> **EXERCISE GOAL**: Which lines contain the word "label"? Return each of them as written.

[Entries from a dataset]
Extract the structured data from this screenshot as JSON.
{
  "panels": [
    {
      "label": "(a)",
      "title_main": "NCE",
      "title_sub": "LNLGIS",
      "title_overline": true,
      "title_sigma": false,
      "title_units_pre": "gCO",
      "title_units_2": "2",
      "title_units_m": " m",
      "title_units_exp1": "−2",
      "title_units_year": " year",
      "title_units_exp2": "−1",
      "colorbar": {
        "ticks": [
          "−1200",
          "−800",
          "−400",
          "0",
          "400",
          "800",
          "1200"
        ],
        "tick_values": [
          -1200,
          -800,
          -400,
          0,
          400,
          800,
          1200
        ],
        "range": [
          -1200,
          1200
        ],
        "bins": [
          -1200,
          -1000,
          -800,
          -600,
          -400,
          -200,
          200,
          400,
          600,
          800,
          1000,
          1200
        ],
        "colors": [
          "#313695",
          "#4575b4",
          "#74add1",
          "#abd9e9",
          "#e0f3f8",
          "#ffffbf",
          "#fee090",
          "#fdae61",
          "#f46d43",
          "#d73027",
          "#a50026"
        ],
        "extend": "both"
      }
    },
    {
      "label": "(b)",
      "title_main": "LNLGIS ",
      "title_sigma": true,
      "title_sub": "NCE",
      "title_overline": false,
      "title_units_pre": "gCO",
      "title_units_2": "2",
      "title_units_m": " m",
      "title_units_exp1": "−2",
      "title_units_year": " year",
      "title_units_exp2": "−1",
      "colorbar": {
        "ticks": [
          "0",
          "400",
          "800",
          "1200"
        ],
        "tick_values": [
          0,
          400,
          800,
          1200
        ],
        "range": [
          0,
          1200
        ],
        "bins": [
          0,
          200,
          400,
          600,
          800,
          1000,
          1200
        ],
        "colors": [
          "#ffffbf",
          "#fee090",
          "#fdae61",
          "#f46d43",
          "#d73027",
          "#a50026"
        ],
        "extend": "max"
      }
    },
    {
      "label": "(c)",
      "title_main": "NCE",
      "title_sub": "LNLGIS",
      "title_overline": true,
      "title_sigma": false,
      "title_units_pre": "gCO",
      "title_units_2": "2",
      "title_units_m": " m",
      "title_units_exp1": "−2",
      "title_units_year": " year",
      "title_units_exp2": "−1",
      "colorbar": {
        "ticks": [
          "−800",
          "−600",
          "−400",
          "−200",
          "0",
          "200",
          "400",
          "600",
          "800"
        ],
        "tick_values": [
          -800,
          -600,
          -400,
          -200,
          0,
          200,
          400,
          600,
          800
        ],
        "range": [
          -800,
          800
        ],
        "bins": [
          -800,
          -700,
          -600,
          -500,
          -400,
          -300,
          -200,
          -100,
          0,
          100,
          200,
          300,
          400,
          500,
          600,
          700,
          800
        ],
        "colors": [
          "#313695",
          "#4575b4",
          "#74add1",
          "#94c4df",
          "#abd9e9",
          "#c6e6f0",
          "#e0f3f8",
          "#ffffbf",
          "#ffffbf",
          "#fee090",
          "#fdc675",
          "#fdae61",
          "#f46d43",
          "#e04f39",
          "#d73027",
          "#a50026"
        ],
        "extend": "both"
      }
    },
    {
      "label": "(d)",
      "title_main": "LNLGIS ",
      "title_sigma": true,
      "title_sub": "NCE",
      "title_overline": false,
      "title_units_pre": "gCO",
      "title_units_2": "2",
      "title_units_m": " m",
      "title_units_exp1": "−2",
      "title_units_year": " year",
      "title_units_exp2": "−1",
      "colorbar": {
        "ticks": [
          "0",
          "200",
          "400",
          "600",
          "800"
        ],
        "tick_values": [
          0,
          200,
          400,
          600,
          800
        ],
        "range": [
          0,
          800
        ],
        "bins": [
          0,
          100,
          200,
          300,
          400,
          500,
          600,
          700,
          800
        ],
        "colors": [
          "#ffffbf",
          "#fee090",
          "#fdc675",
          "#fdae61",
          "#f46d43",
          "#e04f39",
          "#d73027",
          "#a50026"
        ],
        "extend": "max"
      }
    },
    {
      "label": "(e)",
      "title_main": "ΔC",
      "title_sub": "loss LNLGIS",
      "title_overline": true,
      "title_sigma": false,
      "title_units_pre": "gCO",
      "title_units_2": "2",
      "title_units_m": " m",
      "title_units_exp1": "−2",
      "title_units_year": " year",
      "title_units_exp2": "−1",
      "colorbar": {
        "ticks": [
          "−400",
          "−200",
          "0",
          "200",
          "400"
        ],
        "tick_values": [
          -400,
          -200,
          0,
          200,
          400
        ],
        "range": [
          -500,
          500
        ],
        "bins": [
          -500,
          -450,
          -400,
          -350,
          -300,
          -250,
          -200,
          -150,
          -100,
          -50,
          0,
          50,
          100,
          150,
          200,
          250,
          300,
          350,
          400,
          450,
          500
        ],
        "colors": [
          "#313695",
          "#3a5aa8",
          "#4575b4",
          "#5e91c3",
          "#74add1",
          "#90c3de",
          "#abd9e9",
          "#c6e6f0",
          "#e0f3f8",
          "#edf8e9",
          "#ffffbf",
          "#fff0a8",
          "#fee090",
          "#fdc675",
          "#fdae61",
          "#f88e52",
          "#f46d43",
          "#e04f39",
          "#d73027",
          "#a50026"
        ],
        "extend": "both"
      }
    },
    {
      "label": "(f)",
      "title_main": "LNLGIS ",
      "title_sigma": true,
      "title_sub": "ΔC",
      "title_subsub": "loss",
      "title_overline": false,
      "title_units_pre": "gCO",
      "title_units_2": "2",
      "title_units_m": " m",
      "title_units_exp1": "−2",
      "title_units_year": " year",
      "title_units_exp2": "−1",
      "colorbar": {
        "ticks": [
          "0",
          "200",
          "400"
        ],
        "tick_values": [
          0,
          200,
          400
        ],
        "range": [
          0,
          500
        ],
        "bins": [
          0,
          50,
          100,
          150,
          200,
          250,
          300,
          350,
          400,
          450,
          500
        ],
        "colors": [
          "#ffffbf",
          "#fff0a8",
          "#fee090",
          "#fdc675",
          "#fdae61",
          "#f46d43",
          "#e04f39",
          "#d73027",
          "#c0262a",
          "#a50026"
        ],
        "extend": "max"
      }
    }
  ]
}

> **RESPONSE**:
      "label": "(a)",
      "label": "(b)",
      "label": "(c)",
      "label": "(d)",
      "label": "(e)",
      "label": "(f)",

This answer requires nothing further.